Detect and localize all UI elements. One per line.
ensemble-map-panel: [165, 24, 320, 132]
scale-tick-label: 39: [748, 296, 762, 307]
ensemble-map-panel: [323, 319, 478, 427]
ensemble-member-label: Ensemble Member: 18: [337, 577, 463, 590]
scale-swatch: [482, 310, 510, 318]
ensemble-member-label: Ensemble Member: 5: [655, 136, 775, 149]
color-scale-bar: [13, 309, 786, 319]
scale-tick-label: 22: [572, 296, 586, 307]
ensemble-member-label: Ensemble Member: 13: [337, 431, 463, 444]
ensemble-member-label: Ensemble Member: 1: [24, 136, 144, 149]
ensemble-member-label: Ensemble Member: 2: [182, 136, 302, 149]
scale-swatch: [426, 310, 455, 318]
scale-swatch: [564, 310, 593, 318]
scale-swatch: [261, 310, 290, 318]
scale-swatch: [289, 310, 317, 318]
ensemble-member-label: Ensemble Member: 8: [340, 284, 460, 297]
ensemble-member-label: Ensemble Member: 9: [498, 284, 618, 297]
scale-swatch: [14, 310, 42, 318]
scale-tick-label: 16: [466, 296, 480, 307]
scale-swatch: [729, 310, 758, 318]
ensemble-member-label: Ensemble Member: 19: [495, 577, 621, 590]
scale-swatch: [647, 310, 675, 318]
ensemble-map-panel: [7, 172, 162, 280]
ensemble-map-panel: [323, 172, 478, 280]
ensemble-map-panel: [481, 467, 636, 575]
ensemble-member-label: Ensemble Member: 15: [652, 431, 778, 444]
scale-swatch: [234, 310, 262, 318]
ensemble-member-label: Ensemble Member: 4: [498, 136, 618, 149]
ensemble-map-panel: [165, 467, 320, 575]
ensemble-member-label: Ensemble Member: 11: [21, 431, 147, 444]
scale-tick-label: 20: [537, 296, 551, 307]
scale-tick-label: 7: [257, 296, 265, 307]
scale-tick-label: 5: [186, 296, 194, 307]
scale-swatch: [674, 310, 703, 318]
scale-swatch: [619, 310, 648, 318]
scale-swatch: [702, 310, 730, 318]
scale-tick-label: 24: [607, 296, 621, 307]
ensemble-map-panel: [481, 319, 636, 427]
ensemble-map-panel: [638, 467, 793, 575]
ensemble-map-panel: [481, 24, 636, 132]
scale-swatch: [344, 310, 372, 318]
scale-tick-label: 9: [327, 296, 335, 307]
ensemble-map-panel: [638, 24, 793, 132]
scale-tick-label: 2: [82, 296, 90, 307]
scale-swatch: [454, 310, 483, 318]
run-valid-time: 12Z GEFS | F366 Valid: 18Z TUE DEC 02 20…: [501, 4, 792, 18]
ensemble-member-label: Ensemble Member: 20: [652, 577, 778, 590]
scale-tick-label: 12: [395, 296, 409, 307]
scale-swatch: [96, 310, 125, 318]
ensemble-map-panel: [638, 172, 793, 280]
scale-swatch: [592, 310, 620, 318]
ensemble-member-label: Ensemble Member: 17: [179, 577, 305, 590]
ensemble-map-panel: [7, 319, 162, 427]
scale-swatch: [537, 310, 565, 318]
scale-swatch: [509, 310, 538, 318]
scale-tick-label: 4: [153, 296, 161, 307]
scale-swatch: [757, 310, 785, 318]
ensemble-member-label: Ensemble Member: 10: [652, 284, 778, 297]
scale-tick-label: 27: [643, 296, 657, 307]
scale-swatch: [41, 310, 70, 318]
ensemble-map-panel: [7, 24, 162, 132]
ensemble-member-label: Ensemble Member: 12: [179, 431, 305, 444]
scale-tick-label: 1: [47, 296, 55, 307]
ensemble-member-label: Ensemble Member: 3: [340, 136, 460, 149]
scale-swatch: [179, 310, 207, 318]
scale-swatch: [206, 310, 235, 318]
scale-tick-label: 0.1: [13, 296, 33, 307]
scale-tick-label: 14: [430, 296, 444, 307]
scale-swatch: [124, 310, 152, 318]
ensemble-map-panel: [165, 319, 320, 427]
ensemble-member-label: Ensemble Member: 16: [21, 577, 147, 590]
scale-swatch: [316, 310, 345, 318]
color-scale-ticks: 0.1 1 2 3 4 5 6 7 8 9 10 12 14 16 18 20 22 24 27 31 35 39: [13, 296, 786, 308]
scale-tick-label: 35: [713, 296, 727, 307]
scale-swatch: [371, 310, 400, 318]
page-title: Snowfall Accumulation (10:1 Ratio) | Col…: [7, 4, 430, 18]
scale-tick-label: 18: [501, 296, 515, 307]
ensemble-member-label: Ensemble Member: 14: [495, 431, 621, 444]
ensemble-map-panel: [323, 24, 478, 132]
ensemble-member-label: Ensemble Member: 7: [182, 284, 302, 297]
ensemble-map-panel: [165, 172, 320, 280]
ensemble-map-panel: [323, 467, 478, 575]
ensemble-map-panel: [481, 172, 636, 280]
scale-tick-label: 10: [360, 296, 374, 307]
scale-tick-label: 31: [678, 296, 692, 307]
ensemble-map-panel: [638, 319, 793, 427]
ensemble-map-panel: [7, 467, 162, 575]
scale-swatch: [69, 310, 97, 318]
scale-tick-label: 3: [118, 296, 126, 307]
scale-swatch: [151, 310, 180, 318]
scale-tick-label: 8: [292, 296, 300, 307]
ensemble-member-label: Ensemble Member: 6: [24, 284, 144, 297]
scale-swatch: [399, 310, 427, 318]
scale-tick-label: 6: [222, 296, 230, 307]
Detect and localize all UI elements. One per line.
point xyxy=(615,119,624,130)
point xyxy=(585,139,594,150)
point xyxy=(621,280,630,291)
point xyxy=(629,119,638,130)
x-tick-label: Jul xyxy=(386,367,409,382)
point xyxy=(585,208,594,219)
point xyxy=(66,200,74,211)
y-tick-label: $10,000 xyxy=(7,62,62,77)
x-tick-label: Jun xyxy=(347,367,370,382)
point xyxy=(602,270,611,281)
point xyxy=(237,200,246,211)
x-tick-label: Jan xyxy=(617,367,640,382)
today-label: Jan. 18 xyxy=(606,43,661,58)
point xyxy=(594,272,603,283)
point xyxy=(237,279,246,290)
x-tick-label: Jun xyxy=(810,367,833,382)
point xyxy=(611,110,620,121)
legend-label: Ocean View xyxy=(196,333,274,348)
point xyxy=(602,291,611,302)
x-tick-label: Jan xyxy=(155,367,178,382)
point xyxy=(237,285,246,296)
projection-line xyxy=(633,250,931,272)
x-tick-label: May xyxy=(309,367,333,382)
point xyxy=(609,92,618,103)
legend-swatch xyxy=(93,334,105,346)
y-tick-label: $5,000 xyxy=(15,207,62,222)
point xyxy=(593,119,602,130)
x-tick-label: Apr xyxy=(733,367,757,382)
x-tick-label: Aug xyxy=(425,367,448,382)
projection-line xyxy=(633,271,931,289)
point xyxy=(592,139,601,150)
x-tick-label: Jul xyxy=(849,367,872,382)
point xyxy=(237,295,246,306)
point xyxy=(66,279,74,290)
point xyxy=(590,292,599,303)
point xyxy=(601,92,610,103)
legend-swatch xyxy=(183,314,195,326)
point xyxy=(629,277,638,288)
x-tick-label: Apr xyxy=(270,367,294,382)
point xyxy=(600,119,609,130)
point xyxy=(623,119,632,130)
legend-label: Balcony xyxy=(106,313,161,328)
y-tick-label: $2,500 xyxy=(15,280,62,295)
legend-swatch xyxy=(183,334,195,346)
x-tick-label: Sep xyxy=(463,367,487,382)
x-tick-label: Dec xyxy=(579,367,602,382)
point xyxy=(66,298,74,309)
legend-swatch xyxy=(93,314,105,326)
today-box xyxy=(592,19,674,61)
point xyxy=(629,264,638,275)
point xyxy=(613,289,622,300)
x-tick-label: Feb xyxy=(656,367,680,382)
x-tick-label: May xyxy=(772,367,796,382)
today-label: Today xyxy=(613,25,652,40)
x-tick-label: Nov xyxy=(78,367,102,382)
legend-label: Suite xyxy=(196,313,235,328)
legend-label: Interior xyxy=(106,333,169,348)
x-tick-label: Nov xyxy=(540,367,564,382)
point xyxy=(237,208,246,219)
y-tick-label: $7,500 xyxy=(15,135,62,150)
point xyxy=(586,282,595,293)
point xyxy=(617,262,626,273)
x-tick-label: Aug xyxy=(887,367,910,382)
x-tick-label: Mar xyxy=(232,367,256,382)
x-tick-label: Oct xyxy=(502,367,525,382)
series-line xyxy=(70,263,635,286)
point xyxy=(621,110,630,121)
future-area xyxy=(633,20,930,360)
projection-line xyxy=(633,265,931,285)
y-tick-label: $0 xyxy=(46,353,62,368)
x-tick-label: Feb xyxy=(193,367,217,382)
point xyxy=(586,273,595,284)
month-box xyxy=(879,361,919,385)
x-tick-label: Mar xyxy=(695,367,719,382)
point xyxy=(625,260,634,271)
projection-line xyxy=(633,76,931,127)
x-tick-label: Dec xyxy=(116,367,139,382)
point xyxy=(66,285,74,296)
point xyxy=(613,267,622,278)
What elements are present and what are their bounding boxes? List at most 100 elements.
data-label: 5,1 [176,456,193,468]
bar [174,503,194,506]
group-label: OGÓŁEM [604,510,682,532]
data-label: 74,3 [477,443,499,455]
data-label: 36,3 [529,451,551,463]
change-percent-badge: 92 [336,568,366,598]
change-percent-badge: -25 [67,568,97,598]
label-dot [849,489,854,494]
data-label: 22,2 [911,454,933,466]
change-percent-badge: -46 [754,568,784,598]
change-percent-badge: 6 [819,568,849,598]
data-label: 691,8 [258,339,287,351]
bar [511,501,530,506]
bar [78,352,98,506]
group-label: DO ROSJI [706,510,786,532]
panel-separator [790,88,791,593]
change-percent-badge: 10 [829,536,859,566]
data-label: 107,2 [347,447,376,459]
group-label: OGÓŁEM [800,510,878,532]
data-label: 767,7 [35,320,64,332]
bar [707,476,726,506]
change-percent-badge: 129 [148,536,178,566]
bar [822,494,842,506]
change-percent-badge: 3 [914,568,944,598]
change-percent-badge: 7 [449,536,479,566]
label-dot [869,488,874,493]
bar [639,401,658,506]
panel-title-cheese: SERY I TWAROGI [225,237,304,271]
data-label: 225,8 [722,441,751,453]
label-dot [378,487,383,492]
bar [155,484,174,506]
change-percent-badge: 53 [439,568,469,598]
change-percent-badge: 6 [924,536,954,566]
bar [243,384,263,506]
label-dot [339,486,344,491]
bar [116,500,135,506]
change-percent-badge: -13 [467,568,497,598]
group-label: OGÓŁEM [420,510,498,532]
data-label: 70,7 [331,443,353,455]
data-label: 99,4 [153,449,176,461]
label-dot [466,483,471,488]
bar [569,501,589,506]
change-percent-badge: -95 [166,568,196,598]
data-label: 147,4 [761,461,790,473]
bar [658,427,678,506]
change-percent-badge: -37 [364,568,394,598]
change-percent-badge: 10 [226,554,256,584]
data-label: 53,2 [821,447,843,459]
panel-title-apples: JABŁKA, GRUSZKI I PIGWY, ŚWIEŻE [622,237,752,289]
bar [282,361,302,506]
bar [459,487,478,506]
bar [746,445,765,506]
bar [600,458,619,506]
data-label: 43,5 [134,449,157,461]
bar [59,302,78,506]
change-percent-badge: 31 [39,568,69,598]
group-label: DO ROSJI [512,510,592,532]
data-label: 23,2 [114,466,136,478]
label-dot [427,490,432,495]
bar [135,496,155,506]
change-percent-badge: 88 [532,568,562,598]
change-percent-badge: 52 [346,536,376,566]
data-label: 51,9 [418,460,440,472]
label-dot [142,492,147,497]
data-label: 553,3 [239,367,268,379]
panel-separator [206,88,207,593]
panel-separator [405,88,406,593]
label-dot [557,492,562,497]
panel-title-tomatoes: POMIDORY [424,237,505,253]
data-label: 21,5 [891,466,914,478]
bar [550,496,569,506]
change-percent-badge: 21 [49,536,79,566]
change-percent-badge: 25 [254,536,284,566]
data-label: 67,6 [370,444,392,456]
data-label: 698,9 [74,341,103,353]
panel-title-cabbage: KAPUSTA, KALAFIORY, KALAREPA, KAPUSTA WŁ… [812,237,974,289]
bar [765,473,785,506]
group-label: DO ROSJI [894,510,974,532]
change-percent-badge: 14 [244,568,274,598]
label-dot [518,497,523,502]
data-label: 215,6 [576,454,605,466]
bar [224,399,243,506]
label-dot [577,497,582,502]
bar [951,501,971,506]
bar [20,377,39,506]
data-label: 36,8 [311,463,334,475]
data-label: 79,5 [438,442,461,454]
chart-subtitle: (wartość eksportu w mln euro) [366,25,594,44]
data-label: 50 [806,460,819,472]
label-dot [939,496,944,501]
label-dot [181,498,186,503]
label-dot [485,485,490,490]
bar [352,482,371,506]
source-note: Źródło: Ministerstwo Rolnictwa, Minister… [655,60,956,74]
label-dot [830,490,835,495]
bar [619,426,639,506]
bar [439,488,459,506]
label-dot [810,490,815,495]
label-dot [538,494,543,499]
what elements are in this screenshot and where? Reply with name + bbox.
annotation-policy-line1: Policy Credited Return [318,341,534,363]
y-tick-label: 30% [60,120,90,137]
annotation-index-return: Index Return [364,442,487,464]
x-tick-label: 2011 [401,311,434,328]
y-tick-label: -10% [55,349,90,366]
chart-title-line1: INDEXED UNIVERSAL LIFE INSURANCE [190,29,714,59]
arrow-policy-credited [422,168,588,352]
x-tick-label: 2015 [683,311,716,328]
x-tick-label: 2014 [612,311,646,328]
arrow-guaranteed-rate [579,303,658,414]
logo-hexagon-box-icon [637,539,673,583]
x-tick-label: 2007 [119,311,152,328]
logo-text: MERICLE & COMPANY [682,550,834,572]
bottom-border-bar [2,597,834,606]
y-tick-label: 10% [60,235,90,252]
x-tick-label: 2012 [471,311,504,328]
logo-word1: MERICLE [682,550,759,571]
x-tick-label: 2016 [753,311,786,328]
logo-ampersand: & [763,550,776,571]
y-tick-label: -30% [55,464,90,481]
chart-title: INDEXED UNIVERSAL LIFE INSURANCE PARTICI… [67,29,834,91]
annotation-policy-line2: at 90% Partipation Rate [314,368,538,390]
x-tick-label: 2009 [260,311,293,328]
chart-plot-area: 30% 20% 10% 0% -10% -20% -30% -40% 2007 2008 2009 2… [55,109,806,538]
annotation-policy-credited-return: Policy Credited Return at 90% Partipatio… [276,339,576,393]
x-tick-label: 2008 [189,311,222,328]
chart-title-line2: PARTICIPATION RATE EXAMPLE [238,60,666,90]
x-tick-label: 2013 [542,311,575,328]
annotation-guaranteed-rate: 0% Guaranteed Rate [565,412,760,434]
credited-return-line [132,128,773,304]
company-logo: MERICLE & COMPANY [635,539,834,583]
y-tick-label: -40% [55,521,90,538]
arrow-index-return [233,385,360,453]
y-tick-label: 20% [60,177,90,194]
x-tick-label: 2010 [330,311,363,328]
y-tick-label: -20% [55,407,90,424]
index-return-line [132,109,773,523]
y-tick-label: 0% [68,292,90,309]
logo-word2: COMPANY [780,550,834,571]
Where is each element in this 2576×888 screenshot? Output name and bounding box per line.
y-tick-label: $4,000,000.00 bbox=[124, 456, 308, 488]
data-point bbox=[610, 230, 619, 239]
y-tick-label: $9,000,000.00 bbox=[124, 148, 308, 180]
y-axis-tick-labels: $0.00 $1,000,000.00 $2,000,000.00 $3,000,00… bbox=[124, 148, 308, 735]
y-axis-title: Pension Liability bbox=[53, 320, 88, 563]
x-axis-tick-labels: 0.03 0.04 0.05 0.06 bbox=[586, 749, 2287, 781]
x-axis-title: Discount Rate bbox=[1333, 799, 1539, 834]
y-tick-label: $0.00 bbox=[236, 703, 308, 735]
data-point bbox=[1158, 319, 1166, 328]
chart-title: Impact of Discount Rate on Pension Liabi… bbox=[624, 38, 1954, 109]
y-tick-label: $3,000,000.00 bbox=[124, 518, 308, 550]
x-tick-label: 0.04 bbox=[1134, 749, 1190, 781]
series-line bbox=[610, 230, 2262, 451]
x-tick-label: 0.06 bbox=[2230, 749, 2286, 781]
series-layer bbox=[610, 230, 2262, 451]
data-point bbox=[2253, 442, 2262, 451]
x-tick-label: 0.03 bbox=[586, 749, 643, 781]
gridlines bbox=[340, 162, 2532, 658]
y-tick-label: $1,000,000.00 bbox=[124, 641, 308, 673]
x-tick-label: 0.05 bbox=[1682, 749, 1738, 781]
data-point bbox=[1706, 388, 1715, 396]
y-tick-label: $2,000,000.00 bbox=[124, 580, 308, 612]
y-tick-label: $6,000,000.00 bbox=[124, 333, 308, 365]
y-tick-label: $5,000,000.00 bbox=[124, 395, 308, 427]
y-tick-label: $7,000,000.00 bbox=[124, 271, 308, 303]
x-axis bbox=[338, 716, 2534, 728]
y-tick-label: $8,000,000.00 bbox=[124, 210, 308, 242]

* * *

Rewrite the records from the beginning through the line that contains "scale-swatch: [674, 310, 703, 318]", swapping every "ensemble-member-label" for "member-label" and keeping everything else the same.

• **Final answer**:
Detect and localize all UI elements. One per line.
ensemble-map-panel: [165, 24, 320, 132]
scale-tick-label: 39: [748, 296, 762, 307]
ensemble-map-panel: [323, 319, 478, 427]
member-label: Ensemble Member: 18: [337, 577, 463, 590]
scale-swatch: [482, 310, 510, 318]
member-label: Ensemble Member: 5: [655, 136, 775, 149]
color-scale-bar: [13, 309, 786, 319]
scale-tick-label: 22: [572, 296, 586, 307]
member-label: Ensemble Member: 13: [337, 431, 463, 444]
member-label: Ensemble Member: 1: [24, 136, 144, 149]
member-label: Ensemble Member: 2: [182, 136, 302, 149]
scale-swatch: [426, 310, 455, 318]
scale-swatch: [564, 310, 593, 318]
scale-swatch: [261, 310, 290, 318]
scale-swatch: [289, 310, 317, 318]
member-label: Ensemble Member: 8: [340, 284, 460, 297]
member-label: Ensemble Member: 9: [498, 284, 618, 297]
scale-swatch: [14, 310, 42, 318]
scale-tick-label: 16: [466, 296, 480, 307]
scale-swatch: [729, 310, 758, 318]
member-label: Ensemble Member: 19: [495, 577, 621, 590]
scale-swatch: [647, 310, 675, 318]
ensemble-map-panel: [7, 172, 162, 280]
ensemble-map-panel: [323, 172, 478, 280]
ensemble-map-panel: [481, 467, 636, 575]
member-label: Ensemble Member: 15: [652, 431, 778, 444]
scale-swatch: [234, 310, 262, 318]
member-label: Ensemble Member: 4: [498, 136, 618, 149]
ensemble-map-panel: [165, 467, 320, 575]
member-label: Ensemble Member: 11: [21, 431, 147, 444]
scale-tick-label: 20: [537, 296, 551, 307]
scale-tick-label: 7: [257, 296, 265, 307]
scale-tick-label: 5: [186, 296, 194, 307]
scale-swatch: [674, 310, 703, 318]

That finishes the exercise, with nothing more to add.